Written task: Say how many lines of these entries include the word "قمری", and answer with the number alone.

Figure record extracts
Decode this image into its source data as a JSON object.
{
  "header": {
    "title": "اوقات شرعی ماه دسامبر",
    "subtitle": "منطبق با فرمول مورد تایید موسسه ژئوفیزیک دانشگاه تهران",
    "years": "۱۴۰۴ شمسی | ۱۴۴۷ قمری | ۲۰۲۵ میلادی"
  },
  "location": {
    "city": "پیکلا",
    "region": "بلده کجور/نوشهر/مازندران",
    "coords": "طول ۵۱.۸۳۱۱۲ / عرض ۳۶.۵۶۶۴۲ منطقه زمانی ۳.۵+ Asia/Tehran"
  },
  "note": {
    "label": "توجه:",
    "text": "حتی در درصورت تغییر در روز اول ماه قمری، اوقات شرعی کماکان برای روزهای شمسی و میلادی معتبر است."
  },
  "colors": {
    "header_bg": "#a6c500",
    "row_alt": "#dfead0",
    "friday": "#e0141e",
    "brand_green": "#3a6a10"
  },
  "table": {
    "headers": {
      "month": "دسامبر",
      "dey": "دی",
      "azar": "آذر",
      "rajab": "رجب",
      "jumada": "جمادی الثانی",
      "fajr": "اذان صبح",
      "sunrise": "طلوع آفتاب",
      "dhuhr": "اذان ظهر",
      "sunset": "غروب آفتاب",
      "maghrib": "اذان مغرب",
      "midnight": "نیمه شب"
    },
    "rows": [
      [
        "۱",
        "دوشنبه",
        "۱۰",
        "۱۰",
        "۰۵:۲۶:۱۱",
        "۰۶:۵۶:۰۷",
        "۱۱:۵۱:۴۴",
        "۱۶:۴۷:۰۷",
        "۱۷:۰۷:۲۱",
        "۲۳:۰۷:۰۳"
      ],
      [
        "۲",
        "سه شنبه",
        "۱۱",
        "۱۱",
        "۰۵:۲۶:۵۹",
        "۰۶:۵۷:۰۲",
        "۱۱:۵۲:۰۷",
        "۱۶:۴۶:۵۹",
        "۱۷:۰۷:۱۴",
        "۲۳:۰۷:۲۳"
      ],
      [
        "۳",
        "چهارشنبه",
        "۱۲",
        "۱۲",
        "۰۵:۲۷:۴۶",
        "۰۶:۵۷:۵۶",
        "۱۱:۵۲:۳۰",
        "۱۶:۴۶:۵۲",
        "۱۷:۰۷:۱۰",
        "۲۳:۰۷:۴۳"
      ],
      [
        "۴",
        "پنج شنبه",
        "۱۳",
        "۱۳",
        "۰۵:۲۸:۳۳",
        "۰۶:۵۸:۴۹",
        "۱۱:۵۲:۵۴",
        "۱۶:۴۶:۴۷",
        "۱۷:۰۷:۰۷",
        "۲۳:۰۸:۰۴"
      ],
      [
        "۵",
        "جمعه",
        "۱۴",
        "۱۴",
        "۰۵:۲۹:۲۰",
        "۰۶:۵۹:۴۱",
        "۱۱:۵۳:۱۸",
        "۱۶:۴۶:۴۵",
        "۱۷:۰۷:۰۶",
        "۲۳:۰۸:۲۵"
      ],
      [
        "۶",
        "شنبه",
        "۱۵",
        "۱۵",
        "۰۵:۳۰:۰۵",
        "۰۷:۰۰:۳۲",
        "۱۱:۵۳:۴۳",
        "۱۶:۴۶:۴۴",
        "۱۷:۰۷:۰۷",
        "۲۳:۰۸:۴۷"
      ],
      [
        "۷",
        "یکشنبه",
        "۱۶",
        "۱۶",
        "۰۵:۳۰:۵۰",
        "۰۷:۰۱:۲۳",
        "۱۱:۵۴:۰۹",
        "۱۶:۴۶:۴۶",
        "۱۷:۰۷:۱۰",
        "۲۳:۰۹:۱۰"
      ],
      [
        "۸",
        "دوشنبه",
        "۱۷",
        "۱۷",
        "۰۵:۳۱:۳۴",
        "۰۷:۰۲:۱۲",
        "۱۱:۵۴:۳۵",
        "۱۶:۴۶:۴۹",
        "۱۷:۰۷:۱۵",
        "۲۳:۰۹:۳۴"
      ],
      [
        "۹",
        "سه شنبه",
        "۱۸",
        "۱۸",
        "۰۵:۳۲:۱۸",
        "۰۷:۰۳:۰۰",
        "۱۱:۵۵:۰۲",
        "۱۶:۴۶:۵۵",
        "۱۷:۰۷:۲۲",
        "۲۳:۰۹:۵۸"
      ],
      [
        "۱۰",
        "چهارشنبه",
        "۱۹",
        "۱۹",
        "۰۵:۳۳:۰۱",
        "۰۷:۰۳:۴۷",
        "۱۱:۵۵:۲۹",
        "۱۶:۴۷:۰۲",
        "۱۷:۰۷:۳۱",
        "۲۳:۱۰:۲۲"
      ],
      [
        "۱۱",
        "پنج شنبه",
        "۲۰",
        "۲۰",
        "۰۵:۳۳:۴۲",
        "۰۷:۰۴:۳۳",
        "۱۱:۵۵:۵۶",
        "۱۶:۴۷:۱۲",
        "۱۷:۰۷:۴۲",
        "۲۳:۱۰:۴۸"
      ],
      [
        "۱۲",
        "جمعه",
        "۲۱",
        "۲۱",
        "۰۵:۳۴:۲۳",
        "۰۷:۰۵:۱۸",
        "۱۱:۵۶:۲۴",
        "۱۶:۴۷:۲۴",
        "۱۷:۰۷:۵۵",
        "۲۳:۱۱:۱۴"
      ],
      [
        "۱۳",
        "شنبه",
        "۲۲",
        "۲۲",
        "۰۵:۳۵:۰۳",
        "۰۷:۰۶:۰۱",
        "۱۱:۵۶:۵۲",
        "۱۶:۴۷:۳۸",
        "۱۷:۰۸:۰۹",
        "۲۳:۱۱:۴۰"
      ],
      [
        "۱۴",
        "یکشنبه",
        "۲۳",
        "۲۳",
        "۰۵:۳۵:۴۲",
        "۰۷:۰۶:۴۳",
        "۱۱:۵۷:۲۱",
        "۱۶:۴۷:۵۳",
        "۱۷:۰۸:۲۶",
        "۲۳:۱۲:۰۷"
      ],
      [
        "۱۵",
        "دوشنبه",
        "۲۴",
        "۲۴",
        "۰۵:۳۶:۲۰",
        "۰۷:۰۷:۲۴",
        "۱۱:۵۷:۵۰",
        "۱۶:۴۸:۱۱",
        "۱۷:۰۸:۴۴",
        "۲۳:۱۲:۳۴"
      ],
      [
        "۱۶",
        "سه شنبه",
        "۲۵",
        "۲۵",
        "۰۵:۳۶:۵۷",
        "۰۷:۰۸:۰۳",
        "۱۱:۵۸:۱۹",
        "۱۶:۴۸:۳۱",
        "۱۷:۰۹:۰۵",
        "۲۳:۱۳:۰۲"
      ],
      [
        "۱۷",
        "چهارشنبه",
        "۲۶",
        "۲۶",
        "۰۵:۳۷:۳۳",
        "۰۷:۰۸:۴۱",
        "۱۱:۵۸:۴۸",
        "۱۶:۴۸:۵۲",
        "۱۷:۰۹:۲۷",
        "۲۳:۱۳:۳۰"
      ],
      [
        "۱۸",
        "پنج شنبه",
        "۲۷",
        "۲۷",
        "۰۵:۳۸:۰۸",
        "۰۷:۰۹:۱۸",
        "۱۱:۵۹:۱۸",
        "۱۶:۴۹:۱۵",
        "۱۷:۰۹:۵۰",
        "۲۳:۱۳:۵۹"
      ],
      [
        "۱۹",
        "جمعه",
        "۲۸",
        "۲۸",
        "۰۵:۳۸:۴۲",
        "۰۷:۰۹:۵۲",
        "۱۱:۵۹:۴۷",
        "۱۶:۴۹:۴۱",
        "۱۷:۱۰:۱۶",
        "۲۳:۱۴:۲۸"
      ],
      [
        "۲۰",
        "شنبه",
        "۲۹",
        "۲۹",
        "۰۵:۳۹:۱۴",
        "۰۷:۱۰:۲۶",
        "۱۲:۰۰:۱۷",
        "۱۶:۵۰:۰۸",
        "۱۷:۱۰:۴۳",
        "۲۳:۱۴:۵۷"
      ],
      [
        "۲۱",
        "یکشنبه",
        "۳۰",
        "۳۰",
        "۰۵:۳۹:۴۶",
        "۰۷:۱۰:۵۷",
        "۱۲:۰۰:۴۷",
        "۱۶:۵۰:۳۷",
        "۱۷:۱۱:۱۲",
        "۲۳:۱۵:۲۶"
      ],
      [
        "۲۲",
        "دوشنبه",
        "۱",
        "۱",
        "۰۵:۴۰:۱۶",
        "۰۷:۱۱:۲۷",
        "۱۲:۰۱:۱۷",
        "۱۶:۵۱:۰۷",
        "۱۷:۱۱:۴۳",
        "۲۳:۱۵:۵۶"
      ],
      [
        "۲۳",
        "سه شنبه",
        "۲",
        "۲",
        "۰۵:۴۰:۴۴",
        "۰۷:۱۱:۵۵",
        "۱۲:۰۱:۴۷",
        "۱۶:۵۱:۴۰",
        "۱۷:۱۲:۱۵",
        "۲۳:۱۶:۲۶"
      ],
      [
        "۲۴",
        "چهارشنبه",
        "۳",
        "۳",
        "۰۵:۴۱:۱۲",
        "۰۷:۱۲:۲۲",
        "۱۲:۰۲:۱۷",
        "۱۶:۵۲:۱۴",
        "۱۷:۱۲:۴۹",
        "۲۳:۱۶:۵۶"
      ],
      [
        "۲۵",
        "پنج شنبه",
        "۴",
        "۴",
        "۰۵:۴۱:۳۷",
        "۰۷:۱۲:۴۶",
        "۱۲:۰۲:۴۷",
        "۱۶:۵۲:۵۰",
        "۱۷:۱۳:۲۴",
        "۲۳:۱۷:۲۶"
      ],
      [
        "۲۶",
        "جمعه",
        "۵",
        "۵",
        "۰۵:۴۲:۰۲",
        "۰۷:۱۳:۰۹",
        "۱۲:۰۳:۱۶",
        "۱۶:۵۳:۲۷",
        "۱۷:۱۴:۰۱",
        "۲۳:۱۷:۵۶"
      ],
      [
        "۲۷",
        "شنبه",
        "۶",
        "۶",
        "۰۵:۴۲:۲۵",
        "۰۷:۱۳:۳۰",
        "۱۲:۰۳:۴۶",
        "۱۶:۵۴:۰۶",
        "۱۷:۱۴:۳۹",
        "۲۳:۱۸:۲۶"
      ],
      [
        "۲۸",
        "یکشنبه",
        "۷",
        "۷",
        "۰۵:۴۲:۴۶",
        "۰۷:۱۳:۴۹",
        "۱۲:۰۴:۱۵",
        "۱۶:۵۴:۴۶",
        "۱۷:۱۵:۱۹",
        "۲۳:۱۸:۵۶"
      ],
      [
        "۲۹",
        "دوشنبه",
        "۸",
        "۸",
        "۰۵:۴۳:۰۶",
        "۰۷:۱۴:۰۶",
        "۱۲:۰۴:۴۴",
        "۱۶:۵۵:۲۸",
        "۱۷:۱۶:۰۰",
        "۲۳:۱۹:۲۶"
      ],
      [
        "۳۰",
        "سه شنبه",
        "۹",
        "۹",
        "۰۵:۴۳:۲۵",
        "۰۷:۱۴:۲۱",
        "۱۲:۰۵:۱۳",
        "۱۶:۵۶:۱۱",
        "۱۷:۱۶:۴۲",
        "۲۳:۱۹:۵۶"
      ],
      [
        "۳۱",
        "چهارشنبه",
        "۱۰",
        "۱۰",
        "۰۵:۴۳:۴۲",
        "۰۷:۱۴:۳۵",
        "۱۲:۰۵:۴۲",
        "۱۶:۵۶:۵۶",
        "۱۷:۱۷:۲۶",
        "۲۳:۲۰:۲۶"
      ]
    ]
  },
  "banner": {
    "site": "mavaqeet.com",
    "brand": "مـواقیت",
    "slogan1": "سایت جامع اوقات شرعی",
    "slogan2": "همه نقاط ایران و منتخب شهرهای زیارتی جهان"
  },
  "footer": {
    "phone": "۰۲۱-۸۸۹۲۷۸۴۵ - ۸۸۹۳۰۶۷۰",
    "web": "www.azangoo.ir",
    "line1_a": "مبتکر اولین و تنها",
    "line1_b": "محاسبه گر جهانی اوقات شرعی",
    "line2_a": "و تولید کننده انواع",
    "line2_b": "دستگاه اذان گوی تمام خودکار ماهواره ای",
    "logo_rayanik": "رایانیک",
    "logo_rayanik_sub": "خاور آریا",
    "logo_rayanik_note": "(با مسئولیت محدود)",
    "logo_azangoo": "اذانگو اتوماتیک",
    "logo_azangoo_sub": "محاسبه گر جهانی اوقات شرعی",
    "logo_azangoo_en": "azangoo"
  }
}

Solution to this exercise: 2